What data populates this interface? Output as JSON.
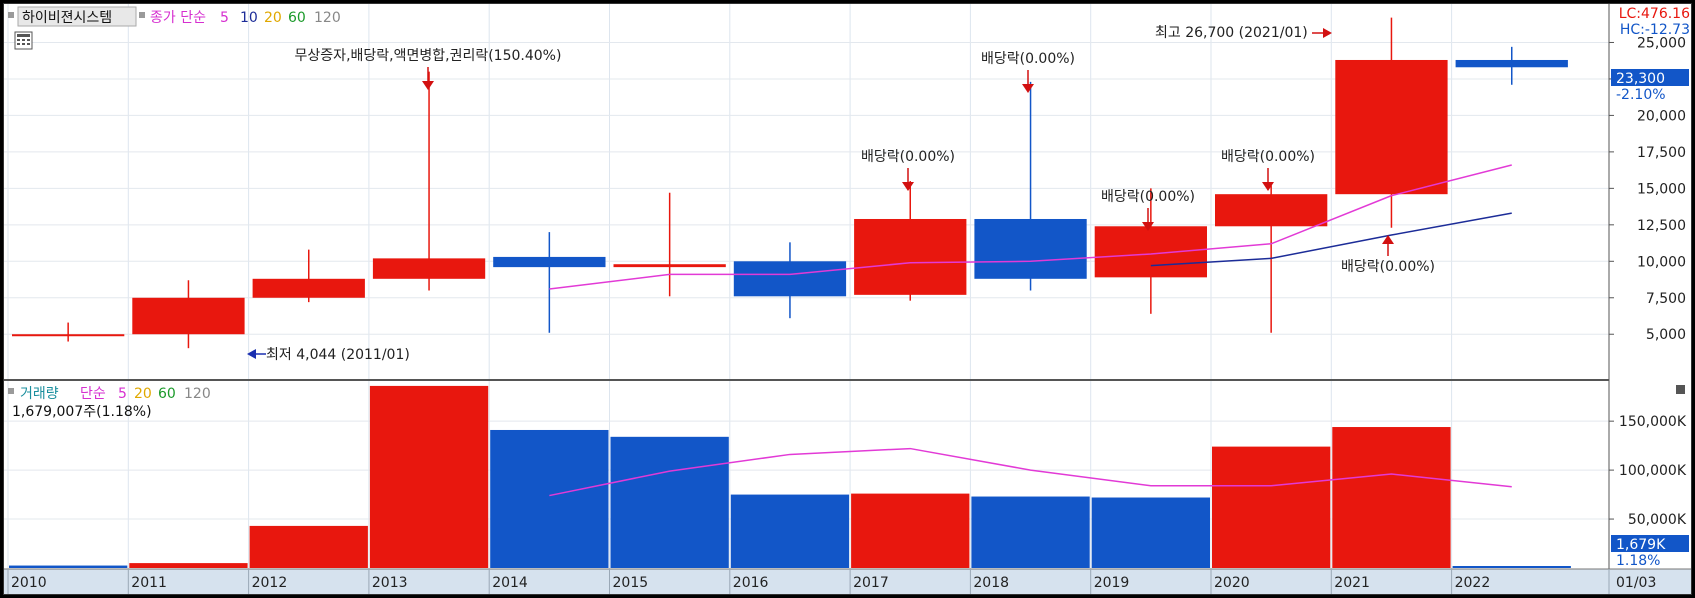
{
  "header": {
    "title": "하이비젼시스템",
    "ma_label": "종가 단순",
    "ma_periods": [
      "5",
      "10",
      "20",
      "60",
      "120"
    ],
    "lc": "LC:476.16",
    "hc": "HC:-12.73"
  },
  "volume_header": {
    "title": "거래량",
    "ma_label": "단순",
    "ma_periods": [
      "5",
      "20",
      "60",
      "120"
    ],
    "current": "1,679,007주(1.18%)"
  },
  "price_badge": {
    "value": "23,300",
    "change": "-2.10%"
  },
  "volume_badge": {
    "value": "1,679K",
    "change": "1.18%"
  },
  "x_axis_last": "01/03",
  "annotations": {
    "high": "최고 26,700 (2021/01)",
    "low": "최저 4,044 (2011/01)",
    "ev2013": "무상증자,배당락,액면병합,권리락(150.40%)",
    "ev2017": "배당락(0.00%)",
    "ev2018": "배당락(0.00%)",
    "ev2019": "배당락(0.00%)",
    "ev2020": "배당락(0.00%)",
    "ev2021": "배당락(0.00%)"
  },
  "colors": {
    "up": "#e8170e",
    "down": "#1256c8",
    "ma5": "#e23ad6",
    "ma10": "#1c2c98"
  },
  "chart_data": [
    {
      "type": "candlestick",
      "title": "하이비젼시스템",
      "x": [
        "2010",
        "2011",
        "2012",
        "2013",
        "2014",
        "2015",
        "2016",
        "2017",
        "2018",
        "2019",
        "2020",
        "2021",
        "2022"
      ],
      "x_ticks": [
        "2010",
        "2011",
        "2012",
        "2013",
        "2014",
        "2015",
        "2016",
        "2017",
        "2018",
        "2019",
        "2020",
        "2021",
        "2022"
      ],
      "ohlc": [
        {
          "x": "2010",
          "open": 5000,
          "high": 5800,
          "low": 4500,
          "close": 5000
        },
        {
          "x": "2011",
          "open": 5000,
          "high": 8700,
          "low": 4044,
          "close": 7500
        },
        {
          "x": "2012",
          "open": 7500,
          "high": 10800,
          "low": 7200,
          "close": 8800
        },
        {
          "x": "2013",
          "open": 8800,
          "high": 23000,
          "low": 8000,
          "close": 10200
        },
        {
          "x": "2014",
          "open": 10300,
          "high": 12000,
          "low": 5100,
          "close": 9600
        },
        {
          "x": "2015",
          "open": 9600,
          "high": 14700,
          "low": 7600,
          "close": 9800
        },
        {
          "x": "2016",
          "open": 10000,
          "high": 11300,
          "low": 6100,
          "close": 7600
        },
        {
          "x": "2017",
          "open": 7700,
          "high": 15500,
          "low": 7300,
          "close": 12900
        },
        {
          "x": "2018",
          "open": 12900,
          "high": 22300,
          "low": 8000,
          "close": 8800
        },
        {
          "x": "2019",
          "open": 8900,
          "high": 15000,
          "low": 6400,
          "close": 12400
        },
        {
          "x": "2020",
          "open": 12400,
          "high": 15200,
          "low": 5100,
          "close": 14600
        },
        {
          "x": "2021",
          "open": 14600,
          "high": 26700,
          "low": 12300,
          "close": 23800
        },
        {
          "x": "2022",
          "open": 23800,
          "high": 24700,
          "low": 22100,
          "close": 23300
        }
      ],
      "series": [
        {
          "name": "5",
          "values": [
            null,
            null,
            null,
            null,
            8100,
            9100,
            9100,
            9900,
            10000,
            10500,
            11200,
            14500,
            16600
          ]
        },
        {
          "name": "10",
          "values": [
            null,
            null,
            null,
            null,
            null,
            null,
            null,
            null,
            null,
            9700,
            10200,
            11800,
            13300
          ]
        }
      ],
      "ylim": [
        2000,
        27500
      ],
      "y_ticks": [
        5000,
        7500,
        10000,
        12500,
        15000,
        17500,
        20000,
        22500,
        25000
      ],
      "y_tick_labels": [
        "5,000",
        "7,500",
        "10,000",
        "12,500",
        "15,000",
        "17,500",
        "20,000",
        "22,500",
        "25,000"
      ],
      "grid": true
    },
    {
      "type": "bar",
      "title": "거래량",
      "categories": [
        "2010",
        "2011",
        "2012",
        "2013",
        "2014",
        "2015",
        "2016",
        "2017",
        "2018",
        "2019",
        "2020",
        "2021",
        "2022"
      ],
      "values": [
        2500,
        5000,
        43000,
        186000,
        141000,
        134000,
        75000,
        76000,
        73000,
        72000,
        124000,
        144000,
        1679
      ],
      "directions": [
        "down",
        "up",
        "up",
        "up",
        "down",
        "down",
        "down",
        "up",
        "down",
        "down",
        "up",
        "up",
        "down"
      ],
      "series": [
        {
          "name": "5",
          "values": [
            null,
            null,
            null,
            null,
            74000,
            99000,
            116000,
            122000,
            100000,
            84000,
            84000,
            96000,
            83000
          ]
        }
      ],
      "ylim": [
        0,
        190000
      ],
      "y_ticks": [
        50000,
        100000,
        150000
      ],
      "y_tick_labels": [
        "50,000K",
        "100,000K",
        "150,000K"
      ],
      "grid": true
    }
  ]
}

═══

● Problem to solve
Word for word, quote the full listing, omitting every picture.

● Complete output
What data populates this interface? Output as JSON.
{
  "header": {
    "title": "하이비젼시스템",
    "ma_label": "종가 단순",
    "ma_periods": [
      "5",
      "10",
      "20",
      "60",
      "120"
    ],
    "lc": "LC:476.16",
    "hc": "HC:-12.73"
  },
  "volume_header": {
    "title": "거래량",
    "ma_label": "단순",
    "ma_periods": [
      "5",
      "20",
      "60",
      "120"
    ],
    "current": "1,679,007주(1.18%)"
  },
  "price_badge": {
    "value": "23,300",
    "change": "-2.10%"
  },
  "volume_badge": {
    "value": "1,679K",
    "change": "1.18%"
  },
  "x_axis_last": "01/03",
  "annotations": {
    "high": "최고 26,700 (2021/01)",
    "low": "최저 4,044 (2011/01)",
    "ev2013": "무상증자,배당락,액면병합,권리락(150.40%)",
    "ev2017": "배당락(0.00%)",
    "ev2018": "배당락(0.00%)",
    "ev2019": "배당락(0.00%)",
    "ev2020": "배당락(0.00%)",
    "ev2021": "배당락(0.00%)"
  },
  "colors": {
    "up": "#e8170e",
    "down": "#1256c8",
    "ma5": "#e23ad6",
    "ma10": "#1c2c98"
  },
  "chart_data": [
    {
      "type": "candlestick",
      "title": "하이비젼시스템",
      "x": [
        "2010",
        "2011",
        "2012",
        "2013",
        "2014",
        "2015",
        "2016",
        "2017",
        "2018",
        "2019",
        "2020",
        "2021",
        "2022"
      ],
      "x_ticks": [
        "2010",
        "2011",
        "2012",
        "2013",
        "2014",
        "2015",
        "2016",
        "2017",
        "2018",
        "2019",
        "2020",
        "2021",
        "2022"
      ],
      "ohlc": [
        {
          "x": "2010",
          "open": 5000,
          "high": 5800,
          "low": 4500,
          "close": 5000
        },
        {
          "x": "2011",
          "open": 5000,
          "high": 8700,
          "low": 4044,
          "close": 7500
        },
        {
          "x": "2012",
          "open": 7500,
          "high": 10800,
          "low": 7200,
          "close": 8800
        },
        {
          "x": "2013",
          "open": 8800,
          "high": 23000,
          "low": 8000,
          "close": 10200
        },
        {
          "x": "2014",
          "open": 10300,
          "high": 12000,
          "low": 5100,
          "close": 9600
        },
        {
          "x": "2015",
          "open": 9600,
          "high": 14700,
          "low": 7600,
          "close": 9800
        },
        {
          "x": "2016",
          "open": 10000,
          "high": 11300,
          "low": 6100,
          "close": 7600
        },
        {
          "x": "2017",
          "open": 7700,
          "high": 15500,
          "low": 7300,
          "close": 12900
        },
        {
          "x": "2018",
          "open": 12900,
          "high": 22300,
          "low": 8000,
          "close": 8800
        },
        {
          "x": "2019",
          "open": 8900,
          "high": 15000,
          "low": 6400,
          "close": 12400
        },
        {
          "x": "2020",
          "open": 12400,
          "high": 15200,
          "low": 5100,
          "close": 14600
        },
        {
          "x": "2021",
          "open": 14600,
          "high": 26700,
          "low": 12300,
          "close": 23800
        },
        {
          "x": "2022",
          "open": 23800,
          "high": 24700,
          "low": 22100,
          "close": 23300
        }
      ],
      "series": [
        {
          "name": "5",
          "values": [
            null,
            null,
            null,
            null,
            8100,
            9100,
            9100,
            9900,
            10000,
            10500,
            11200,
            14500,
            16600
          ]
        },
        {
          "name": "10",
          "values": [
            null,
            null,
            null,
            null,
            null,
            null,
            null,
            null,
            null,
            9700,
            10200,
            11800,
            13300
          ]
        }
      ],
      "ylim": [
        2000,
        27500
      ],
      "y_ticks": [
        5000,
        7500,
        10000,
        12500,
        15000,
        17500,
        20000,
        22500,
        25000
      ],
      "y_tick_labels": [
        "5,000",
        "7,500",
        "10,000",
        "12,500",
        "15,000",
        "17,500",
        "20,000",
        "22,500",
        "25,000"
      ],
      "grid": true
    },
    {
      "type": "bar",
      "title": "거래량",
      "categories": [
        "2010",
        "2011",
        "2012",
        "2013",
        "2014",
        "2015",
        "2016",
        "2017",
        "2018",
        "2019",
        "2020",
        "2021",
        "2022"
      ],
      "values": [
        2500,
        5000,
        43000,
        186000,
        141000,
        134000,
        75000,
        76000,
        73000,
        72000,
        124000,
        144000,
        1679
      ],
      "directions": [
        "down",
        "up",
        "up",
        "up",
        "down",
        "down",
        "down",
        "up",
        "down",
        "down",
        "up",
        "up",
        "down"
      ],
      "series": [
        {
          "name": "5",
          "values": [
            null,
            null,
            null,
            null,
            74000,
            99000,
            116000,
            122000,
            100000,
            84000,
            84000,
            96000,
            83000
          ]
        }
      ],
      "ylim": [
        0,
        190000
      ],
      "y_ticks": [
        50000,
        100000,
        150000
      ],
      "y_tick_labels": [
        "50,000K",
        "100,000K",
        "150,000K"
      ],
      "grid": true
    }
  ]
}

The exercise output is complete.